[Records]

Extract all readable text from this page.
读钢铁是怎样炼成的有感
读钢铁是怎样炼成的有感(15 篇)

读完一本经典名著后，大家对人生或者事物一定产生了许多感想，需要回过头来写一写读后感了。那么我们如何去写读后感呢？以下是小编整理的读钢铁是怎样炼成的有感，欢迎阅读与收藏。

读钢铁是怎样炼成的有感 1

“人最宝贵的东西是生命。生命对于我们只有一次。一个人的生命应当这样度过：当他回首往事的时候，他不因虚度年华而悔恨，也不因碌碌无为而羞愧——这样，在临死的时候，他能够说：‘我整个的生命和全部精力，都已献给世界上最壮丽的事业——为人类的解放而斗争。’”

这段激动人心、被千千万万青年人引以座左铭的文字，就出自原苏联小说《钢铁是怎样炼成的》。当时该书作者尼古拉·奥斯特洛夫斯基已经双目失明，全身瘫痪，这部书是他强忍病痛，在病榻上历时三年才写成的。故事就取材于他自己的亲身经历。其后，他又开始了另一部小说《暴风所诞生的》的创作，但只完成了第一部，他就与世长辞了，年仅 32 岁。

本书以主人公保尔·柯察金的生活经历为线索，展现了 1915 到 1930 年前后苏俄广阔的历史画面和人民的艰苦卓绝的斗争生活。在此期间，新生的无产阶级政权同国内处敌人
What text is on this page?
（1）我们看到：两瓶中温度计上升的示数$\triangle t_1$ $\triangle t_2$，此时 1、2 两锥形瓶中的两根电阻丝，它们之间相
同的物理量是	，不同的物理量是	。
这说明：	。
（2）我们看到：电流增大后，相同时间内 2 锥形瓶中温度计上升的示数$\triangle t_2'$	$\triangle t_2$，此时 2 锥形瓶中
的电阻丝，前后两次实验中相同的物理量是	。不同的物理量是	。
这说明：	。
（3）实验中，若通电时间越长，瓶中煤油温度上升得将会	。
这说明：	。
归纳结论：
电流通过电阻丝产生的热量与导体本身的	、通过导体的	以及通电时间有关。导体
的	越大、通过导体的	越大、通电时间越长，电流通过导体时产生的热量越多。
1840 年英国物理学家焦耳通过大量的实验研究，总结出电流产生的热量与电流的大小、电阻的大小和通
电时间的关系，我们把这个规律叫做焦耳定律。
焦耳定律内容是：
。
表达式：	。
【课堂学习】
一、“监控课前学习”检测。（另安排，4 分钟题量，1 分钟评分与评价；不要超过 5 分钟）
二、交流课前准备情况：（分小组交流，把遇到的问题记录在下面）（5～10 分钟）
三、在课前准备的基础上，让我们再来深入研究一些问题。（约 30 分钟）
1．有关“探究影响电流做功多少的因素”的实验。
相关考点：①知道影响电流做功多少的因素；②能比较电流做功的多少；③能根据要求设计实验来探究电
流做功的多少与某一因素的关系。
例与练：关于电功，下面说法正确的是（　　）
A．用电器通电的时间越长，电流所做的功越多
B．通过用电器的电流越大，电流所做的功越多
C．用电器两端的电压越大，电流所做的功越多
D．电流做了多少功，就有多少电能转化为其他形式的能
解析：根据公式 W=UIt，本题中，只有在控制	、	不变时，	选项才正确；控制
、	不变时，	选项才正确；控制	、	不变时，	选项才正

• PROBLEM REQUIREMENTS: Copy out the material word for word and line for line.

• THE SOLUTION:
Extract all readable text from this page.
读钢铁是怎样炼成的有感
读钢铁是怎样炼成的有感(15 篇)

读完一本经典名著后，大家对人生或者事物一定产生了许多感想，需要回过头来写一写读后感了。那么我们如何去写读后感呢？以下是小编整理的读钢铁是怎样炼成的有感，欢迎阅读与收藏。

读钢铁是怎样炼成的有感 1

“人最宝贵的东西是生命。生命对于我们只有一次。一个人的生命应当这样度过：当他回首往事的时候，他不因虚度年华而悔恨，也不因碌碌无为而羞愧——这样，在临死的时候，他能够说：‘我整个的生命和全部精力，都已献给世界上最壮丽的事业——为人类的解放而斗争。’”

这段激动人心、被千千万万青年人引以座左铭的文字，就出自原苏联小说《钢铁是怎样炼成的》。当时该书作者尼古拉·奥斯特洛夫斯基已经双目失明，全身瘫痪，这部书是他强忍病痛，在病榻上历时三年才写成的。故事就取材于他自己的亲身经历。其后，他又开始了另一部小说《暴风所诞生的》的创作，但只完成了第一部，他就与世长辞了，年仅 32 岁。

本书以主人公保尔·柯察金的生活经历为线索，展现了 1915 到 1930 年前后苏俄广阔的历史画面和人民的艰苦卓绝的斗争生活。在此期间，新生的无产阶级政权同国内处敌人
What text is on this page?
（1）我们看到：两瓶中温度计上升的示数$\triangle t_1$ $\triangle t_2$，此时 1、2 两锥形瓶中的两根电阻丝，它们之间相
同的物理量是	，不同的物理量是	。
这说明：	。
（2）我们看到：电流增大后，相同时间内 2 锥形瓶中温度计上升的示数$\triangle t_2'$	$\triangle t_2$，此时 2 锥形瓶中
的电阻丝，前后两次实验中相同的物理量是	。不同的物理量是	。
这说明：	。
（3）实验中，若通电时间越长，瓶中煤油温度上升得将会	。
这说明：	。
归纳结论：
电流通过电阻丝产生的热量与导体本身的	、通过导体的	以及通电时间有关。导体
的	越大、通过导体的	越大、通电时间越长，电流通过导体时产生的热量越多。
1840 年英国物理学家焦耳通过大量的实验研究，总结出电流产生的热量与电流的大小、电阻的大小和通
电时间的关系，我们把这个规律叫做焦耳定律。
焦耳定律内容是：
。
表达式：	。
【课堂学习】
一、“监控课前学习”检测。（另安排，4 分钟题量，1 分钟评分与评价；不要超过 5 分钟）
二、交流课前准备情况：（分小组交流，把遇到的问题记录在下面）（5～10 分钟）
三、在课前准备的基础上，让我们再来深入研究一些问题。（约 30 分钟）
1．有关“探究影响电流做功多少的因素”的实验。
相关考点：①知道影响电流做功多少的因素；②能比较电流做功的多少；③能根据要求设计实验来探究电
流做功的多少与某一因素的关系。
例与练：关于电功，下面说法正确的是（　　）
A．用电器通电的时间越长，电流所做的功越多
B．通过用电器的电流越大，电流所做的功越多
C．用电器两端的电压越大，电流所做的功越多
D．电流做了多少功，就有多少电能转化为其他形式的能
解析：根据公式 W=UIt，本题中，只有在控制	、	不变时，	选项才正确；控制
、	不变时，	选项才正确；控制	、	不变时，	选项才正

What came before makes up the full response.